Goals:
1. Answer these questions from the passage on the Bishop's objection to the Bible translation, keeping each answer on its own line with the same letter:
(a) What does the Bishop affirm Catholic children may be led to view the translation as?
(b) What does the passage say childhood seeks in all matters?
(c) Whose decision do the Protestant clergy set aside when it fails to harmonize with their own conceptions of truth and duty?
2. In the passage on the Bishop's objection to the Bible translation, list every sentence that begins with the word "They" in the paragraph opening "But why should the Bishop be so solicitous".

Quoted passage:

But the Bishop objects to the use of this translation, “inasmuch as Catholic children," as he affirms "may be led to view it as authoritative." They may be led to regard the Bible itself as authoritative, its spirit, precepts and injunctions as obligatory, but the language will be with them much the same as it is with their seniors, the medium through which the thoughts are conveyed. No child will trouble itself with the nice distinctions to which the Bishop refers, nor would it be able to comprehend them, even if explained. What childhood seeks in all matters is the plain and intelligible; the intricate and abstruse, lie as much beyond its curiosity as its scope. We doubt if the Bishop, with all his solicitude on this subject, can interest a child in the question whether the books which

we regard as apocryphal, are of divine authority, or not, or whether the version which we use has every subtle shade of thought, which belongs to the original. These are questions for the learned, or at least for those of a maturer age, and it would be alike vain and unprofitable to crowd them on childhood.

But why should the Bishop be so solicitous on these nice points, since the circulation of the Scriptures themselves is discouraged, if not interdicted, by the canons of his own church. If the book as a whole be of so little concern to the general reader, or so difficult of interpretation, that it may with propriety be withheld from him, why be so alarmed about the possible misconception of a few passages. If a few partial errors of translation be fatal to the pupil, what must ignorance of the whole be? Can a man walk more safely in utter darkness than in the light, imperfect though it be? He is perhaps more easily led, if he cannot see his own path, and if this dependence be the object sought, it is undoubtedly best achieved in this form. But the Protestant clergy seek no such advantage. They do not believe that their influence is to be overthrown by the intelligence of the great mass, or that ignorance is the parent of devotion. They believe that their power to do good is in harmony with a spirit of investigation, and the progress of religious truth. Hence they put the Bible into the hands of every man, and invite to it the most free, searching and anxious inquiry. They ask no deference to their own opinions any farther than these opinions are sustained by the plain declarations of that book. They will not themselves submit to an arbitrary rule of faith, deriving its authority from man, nor will they exact this from others. They believe in no human infallibility, and set aside even the decision of the Pope, whenever that decision fails to harmonize with their own conceptions of truth and duty. They lose it is true, in this way, that exact unity of belief on all points which characterize Roman Catholics. But they gain in freedom of thought and force of individual conscience more than they lose by the absence of such a Procrustean faith.

Dataset records:

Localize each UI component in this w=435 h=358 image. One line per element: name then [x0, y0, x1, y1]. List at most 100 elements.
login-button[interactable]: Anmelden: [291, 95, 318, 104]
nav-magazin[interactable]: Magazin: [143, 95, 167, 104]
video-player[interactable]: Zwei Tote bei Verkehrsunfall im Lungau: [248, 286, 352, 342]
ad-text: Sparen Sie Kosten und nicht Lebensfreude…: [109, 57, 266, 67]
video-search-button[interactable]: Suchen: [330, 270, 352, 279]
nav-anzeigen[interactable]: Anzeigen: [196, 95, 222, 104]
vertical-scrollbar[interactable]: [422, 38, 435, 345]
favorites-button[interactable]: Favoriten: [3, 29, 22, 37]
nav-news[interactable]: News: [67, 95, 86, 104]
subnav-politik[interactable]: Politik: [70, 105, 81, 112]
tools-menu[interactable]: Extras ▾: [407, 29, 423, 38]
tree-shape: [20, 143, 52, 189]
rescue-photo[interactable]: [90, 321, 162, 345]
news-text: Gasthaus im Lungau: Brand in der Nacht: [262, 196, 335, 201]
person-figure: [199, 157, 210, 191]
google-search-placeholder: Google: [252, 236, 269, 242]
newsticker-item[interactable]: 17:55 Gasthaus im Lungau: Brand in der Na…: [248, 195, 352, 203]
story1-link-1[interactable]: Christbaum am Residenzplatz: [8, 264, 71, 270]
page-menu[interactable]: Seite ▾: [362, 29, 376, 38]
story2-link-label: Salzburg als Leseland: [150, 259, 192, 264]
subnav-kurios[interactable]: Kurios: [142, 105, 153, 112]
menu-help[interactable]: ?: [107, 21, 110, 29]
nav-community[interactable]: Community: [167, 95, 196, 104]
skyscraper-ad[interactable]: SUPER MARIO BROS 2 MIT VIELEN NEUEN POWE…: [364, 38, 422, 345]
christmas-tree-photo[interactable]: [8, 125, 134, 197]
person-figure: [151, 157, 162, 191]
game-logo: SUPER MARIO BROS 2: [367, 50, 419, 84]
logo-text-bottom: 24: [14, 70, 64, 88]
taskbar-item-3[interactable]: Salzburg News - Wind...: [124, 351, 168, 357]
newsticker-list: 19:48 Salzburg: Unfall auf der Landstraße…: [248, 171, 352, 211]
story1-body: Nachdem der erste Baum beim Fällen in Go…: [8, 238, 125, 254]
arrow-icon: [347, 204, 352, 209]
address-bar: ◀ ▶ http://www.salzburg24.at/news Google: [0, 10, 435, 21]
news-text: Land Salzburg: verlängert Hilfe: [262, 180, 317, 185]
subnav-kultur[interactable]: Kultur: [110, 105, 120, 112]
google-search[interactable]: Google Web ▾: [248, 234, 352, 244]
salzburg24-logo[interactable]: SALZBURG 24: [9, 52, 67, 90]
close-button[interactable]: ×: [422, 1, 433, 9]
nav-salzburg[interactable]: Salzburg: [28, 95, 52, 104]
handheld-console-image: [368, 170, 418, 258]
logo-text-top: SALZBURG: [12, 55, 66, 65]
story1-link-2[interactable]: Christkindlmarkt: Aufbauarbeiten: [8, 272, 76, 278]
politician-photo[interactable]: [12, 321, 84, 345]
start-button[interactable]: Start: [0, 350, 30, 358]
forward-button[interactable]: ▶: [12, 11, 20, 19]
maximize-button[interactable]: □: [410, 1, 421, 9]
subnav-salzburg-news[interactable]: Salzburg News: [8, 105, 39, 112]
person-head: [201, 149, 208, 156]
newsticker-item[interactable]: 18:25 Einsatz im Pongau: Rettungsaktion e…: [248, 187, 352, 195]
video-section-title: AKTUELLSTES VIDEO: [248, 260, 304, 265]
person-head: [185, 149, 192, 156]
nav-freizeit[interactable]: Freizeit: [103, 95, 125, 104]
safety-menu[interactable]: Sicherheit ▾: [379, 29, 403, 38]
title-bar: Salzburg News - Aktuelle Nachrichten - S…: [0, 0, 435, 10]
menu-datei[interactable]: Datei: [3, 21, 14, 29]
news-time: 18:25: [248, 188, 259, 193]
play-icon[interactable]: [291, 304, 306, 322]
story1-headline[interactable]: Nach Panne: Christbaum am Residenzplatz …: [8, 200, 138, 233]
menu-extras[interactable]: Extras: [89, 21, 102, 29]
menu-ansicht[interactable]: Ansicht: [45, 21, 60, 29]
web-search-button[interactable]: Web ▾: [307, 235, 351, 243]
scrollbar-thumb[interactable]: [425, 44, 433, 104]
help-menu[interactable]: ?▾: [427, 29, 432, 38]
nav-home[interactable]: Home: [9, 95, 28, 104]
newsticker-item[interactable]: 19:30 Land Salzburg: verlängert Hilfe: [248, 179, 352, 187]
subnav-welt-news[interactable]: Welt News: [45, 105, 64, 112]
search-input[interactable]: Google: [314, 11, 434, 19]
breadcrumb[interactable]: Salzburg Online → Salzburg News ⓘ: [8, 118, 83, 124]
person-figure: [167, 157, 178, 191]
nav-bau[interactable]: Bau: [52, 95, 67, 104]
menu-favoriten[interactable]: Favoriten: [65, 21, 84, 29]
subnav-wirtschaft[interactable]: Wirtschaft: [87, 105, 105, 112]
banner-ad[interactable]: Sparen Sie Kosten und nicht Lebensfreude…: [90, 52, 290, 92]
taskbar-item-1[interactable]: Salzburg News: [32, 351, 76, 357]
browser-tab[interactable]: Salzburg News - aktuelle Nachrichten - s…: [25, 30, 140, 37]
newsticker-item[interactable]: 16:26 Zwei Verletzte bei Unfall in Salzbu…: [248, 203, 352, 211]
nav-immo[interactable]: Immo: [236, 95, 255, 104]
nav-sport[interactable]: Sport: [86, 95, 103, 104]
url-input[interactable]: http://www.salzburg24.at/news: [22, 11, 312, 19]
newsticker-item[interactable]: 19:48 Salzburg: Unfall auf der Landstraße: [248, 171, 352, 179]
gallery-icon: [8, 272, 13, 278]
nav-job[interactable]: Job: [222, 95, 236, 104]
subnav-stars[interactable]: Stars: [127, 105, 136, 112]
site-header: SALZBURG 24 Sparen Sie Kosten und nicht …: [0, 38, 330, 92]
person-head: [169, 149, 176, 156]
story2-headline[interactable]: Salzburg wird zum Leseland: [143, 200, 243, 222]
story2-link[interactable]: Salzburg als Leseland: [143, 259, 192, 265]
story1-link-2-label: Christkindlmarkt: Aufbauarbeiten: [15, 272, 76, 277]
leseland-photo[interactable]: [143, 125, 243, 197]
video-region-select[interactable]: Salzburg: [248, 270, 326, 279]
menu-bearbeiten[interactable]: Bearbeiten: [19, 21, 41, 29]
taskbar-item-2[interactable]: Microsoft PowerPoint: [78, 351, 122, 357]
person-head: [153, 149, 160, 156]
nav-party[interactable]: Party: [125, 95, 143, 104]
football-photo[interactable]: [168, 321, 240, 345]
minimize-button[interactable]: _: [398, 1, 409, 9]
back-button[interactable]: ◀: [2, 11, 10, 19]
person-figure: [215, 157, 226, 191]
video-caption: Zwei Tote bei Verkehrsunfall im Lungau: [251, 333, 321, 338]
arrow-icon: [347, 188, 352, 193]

Complete answers:
1.
(a) Authoritative.
(b) The plain and intelligible.
(c) The Pope's.

2.
1. They do not believe that their influence is to be overthrown by the intelligence of the great mass, or that ignorance is the parent of devotion.
2. They believe that their power to do good is in harmony with a spirit of investigation, and the progress of religious truth.
3. They ask no deference to their own opinions any farther than these opinions are sustained by the plain declarations of that book.
4. They will not themselves submit to an arbitrary rule of faith, deriving its authority from man, nor will they exact this from others.
5. They believe in no human infallibility, and set aside even the decision of the Pope, whenever that decision fails to harmonize with their own conceptions of truth and duty.
6. They lose it is true, in this way, that exact unity of belief on all points which characterize Roman Catholics.